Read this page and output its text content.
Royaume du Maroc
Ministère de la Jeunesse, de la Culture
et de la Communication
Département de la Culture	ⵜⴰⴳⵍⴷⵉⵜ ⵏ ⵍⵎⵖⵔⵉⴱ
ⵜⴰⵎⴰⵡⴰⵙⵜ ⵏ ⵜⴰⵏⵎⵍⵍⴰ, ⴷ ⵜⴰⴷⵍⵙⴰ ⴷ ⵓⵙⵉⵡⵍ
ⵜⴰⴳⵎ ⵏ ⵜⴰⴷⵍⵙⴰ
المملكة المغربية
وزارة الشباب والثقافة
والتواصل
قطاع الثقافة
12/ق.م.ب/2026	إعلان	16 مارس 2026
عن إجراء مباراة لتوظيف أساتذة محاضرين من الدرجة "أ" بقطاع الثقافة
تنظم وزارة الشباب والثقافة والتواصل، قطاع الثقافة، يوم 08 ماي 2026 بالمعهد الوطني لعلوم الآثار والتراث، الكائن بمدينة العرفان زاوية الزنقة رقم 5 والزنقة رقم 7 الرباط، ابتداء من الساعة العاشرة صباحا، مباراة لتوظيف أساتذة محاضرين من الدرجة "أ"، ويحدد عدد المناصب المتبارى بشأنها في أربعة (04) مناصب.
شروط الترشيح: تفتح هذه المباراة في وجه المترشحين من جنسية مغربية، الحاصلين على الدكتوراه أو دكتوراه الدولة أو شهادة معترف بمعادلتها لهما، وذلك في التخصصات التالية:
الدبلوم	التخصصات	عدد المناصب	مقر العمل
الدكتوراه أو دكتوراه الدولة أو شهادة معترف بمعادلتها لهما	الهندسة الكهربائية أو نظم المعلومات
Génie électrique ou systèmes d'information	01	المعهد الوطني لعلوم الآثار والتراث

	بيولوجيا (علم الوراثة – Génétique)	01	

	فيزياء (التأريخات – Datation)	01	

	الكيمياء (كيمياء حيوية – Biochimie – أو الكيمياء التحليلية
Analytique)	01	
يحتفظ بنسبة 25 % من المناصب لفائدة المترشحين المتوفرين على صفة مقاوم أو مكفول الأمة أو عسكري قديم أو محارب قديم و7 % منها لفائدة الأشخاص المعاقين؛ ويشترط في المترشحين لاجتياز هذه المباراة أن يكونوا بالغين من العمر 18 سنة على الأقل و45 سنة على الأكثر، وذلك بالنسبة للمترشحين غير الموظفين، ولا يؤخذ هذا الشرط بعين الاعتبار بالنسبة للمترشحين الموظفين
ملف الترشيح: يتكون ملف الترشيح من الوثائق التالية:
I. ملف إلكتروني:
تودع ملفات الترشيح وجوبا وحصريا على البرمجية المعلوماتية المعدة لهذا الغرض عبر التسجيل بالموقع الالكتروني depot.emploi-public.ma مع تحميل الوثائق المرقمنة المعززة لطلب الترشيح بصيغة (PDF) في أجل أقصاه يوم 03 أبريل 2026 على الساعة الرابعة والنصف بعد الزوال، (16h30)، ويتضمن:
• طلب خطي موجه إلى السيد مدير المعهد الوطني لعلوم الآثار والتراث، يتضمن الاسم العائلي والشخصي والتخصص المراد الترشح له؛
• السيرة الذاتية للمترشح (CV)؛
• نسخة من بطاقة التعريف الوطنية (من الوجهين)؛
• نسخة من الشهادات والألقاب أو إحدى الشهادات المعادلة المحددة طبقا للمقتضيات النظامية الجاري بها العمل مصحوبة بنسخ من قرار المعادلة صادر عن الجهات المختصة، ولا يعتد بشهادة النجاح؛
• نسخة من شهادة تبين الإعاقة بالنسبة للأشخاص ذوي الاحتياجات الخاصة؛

○ ○ ○ ○ ○

Retype the data exactly as given.

### RESULT BELOW:
Read this page and output its text content.
Royaume du Maroc
Ministère de la Jeunesse, de la Culture
et de la Communication
Département de la Culture	ⵜⴰⴳⵍⴷⵉⵜ ⵏ ⵍⵎⵖⵔⵉⴱ
ⵜⴰⵎⴰⵡⴰⵙⵜ ⵏ ⵜⴰⵏⵎⵍⵍⴰ, ⴷ ⵜⴰⴷⵍⵙⴰ ⴷ ⵓⵙⵉⵡⵍ
ⵜⴰⴳⵎ ⵏ ⵜⴰⴷⵍⵙⴰ
المملكة المغربية
وزارة الشباب والثقافة
والتواصل
قطاع الثقافة
12/ق.م.ب/2026	إعلان	16 مارس 2026
عن إجراء مباراة لتوظيف أساتذة محاضرين من الدرجة "أ" بقطاع الثقافة
تنظم وزارة الشباب والثقافة والتواصل، قطاع الثقافة، يوم 08 ماي 2026 بالمعهد الوطني لعلوم الآثار والتراث، الكائن بمدينة العرفان زاوية الزنقة رقم 5 والزنقة رقم 7 الرباط، ابتداء من الساعة العاشرة صباحا، مباراة لتوظيف أساتذة محاضرين من الدرجة "أ"، ويحدد عدد المناصب المتبارى بشأنها في أربعة (04) مناصب.
شروط الترشيح: تفتح هذه المباراة في وجه المترشحين من جنسية مغربية، الحاصلين على الدكتوراه أو دكتوراه الدولة أو شهادة معترف بمعادلتها لهما، وذلك في التخصصات التالية:
الدبلوم	التخصصات	عدد المناصب	مقر العمل
الدكتوراه أو دكتوراه الدولة أو شهادة معترف بمعادلتها لهما	الهندسة الكهربائية أو نظم المعلومات
Génie électrique ou systèmes d'information	01	المعهد الوطني لعلوم الآثار والتراث

	بيولوجيا (علم الوراثة – Génétique)	01	

	فيزياء (التأريخات – Datation)	01	

	الكيمياء (كيمياء حيوية – Biochimie – أو الكيمياء التحليلية
Analytique)	01	
يحتفظ بنسبة 25 % من المناصب لفائدة المترشحين المتوفرين على صفة مقاوم أو مكفول الأمة أو عسكري قديم أو محارب قديم و7 % منها لفائدة الأشخاص المعاقين؛ ويشترط في المترشحين لاجتياز هذه المباراة أن يكونوا بالغين من العمر 18 سنة على الأقل و45 سنة على الأكثر، وذلك بالنسبة للمترشحين غير الموظفين، ولا يؤخذ هذا الشرط بعين الاعتبار بالنسبة للمترشحين الموظفين
ملف الترشيح: يتكون ملف الترشيح من الوثائق التالية:
I. ملف إلكتروني:
تودع ملفات الترشيح وجوبا وحصريا على البرمجية المعلوماتية المعدة لهذا الغرض عبر التسجيل بالموقع الالكتروني depot.emploi-public.ma مع تحميل الوثائق المرقمنة المعززة لطلب الترشيح بصيغة (PDF) في أجل أقصاه يوم 03 أبريل 2026 على الساعة الرابعة والنصف بعد الزوال، (16h30)، ويتضمن:
• طلب خطي موجه إلى السيد مدير المعهد الوطني لعلوم الآثار والتراث، يتضمن الاسم العائلي والشخصي والتخصص المراد الترشح له؛
• السيرة الذاتية للمترشح (CV)؛
• نسخة من بطاقة التعريف الوطنية (من الوجهين)؛
• نسخة من الشهادات والألقاب أو إحدى الشهادات المعادلة المحددة طبقا للمقتضيات النظامية الجاري بها العمل مصحوبة بنسخ من قرار المعادلة صادر عن الجهات المختصة، ولا يعتد بشهادة النجاح؛
• نسخة من شهادة تبين الإعاقة بالنسبة للأشخاص ذوي الاحتياجات الخاصة؛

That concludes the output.